Exercise directions: In the entries below, find the lines that contain the word "this" and copy them.

Source records:
* * * * * * * * *

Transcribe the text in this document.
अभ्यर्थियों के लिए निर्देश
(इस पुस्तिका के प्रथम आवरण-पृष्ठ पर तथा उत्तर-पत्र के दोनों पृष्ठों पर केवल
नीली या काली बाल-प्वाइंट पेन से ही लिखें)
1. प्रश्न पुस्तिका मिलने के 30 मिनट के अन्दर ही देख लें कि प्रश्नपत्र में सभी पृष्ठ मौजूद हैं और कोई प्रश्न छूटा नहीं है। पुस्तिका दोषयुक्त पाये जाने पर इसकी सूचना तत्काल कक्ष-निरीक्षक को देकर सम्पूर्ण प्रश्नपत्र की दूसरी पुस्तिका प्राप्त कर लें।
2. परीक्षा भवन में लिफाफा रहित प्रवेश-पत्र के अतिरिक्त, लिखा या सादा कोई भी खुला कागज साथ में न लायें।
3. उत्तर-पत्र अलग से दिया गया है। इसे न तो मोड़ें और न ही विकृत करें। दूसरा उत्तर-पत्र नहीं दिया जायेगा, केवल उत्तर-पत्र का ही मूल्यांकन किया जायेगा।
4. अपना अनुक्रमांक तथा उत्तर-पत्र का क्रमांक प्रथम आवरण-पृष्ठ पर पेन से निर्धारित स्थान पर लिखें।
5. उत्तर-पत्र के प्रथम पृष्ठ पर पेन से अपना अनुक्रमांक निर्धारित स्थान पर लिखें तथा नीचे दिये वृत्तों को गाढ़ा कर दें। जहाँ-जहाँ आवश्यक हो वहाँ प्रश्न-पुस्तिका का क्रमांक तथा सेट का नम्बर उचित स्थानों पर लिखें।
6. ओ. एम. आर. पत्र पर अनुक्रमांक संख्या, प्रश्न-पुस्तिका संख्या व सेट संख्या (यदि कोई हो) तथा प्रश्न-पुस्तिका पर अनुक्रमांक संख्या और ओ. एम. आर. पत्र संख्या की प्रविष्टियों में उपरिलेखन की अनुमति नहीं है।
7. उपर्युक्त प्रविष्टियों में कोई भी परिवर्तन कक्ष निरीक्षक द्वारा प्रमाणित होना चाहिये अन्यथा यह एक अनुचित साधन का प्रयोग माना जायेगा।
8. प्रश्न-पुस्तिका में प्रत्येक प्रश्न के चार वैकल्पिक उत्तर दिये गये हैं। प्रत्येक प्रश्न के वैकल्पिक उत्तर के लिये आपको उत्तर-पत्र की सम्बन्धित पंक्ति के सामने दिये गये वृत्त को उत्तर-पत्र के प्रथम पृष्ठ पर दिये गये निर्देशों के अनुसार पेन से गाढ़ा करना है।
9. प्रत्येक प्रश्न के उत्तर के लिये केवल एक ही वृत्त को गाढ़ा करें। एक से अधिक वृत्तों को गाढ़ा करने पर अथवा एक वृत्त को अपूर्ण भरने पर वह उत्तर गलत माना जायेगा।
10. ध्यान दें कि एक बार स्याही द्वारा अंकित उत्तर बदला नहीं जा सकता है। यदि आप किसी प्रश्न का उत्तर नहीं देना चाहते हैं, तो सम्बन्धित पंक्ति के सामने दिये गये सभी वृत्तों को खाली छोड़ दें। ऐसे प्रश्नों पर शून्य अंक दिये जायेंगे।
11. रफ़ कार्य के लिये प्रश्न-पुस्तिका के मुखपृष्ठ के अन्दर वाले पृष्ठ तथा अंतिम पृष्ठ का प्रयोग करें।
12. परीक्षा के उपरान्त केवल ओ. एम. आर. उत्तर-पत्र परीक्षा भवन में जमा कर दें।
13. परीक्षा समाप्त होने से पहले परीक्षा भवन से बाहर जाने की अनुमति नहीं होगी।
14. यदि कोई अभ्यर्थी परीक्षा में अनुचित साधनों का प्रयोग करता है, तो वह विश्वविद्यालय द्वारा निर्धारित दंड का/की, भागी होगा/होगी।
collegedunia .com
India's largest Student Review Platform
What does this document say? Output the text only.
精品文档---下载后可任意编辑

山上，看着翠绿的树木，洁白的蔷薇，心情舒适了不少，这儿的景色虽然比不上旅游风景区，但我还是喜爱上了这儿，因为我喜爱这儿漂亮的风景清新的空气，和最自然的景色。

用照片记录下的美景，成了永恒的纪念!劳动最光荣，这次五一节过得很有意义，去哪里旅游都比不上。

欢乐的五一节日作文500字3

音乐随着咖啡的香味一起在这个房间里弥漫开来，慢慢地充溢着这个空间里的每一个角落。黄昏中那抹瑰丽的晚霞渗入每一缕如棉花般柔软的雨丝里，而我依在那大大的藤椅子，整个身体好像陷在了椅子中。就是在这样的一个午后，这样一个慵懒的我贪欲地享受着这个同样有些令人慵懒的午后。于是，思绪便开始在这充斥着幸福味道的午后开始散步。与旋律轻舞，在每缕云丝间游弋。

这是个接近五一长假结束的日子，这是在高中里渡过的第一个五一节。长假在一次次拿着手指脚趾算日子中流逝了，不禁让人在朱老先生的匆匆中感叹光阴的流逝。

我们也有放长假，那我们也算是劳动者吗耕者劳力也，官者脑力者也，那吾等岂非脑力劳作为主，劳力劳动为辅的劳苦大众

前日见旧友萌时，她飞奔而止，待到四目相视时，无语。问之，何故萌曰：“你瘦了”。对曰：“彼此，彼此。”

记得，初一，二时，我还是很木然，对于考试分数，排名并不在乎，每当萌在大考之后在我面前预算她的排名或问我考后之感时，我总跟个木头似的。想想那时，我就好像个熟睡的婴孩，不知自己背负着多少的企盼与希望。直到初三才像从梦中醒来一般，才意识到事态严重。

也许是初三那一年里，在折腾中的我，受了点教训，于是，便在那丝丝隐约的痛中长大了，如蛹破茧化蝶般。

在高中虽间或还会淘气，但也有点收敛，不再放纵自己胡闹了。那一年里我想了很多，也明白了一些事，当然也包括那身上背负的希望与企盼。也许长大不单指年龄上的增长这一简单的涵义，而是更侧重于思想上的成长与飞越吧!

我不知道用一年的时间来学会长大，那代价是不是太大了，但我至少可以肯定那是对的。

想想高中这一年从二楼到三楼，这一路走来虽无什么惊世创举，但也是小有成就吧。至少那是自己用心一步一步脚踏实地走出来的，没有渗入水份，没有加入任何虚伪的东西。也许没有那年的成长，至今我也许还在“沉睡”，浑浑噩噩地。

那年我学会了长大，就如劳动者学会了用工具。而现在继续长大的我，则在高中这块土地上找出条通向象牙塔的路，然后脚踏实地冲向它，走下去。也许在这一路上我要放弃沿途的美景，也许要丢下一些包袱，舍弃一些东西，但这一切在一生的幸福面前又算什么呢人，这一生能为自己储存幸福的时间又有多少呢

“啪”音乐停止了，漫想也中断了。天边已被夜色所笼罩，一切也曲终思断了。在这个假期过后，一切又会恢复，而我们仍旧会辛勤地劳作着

* * * * * * * * *

Full output:
Transcribe the text in this document.
What does this document say? Output the text only.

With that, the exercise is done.